What you will do>
Repeat the whole listing below, word for word.

Records>
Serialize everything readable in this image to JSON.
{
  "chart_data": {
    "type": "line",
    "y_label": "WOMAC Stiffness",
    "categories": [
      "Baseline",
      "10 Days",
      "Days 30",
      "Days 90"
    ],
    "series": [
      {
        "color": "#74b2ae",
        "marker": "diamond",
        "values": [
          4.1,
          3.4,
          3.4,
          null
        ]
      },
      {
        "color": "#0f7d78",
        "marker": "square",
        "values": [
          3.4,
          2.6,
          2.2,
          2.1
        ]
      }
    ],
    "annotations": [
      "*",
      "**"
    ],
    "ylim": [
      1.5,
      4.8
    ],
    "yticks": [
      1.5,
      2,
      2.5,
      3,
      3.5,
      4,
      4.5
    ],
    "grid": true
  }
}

Response>
Serialize everything readable in this image to JSON.
{
  "chart_data": {
    "type": "line",
    "y_label": "WOMAC Stiffness",
    "categories": [
      "Baseline",
      "10 Days",
      "Days 30",
      "Days 90"
    ],
    "series": [
      {
        "color": "#74b2ae",
        "marker": "diamond",
        "values": [
          4.1,
          3.4,
          3.4,
          null
        ]
      },
      {
        "color": "#0f7d78",
        "marker": "square",
        "values": [
          3.4,
          2.6,
          2.2,
          2.1
        ]
      }
    ],
    "annotations": [
      "*",
      "**"
    ],
    "ylim": [
      1.5,
      4.8
    ],
    "yticks": [
      1.5,
      2,
      2.5,
      3,
      3.5,
      4,
      4.5
    ],
    "grid": true
  }
}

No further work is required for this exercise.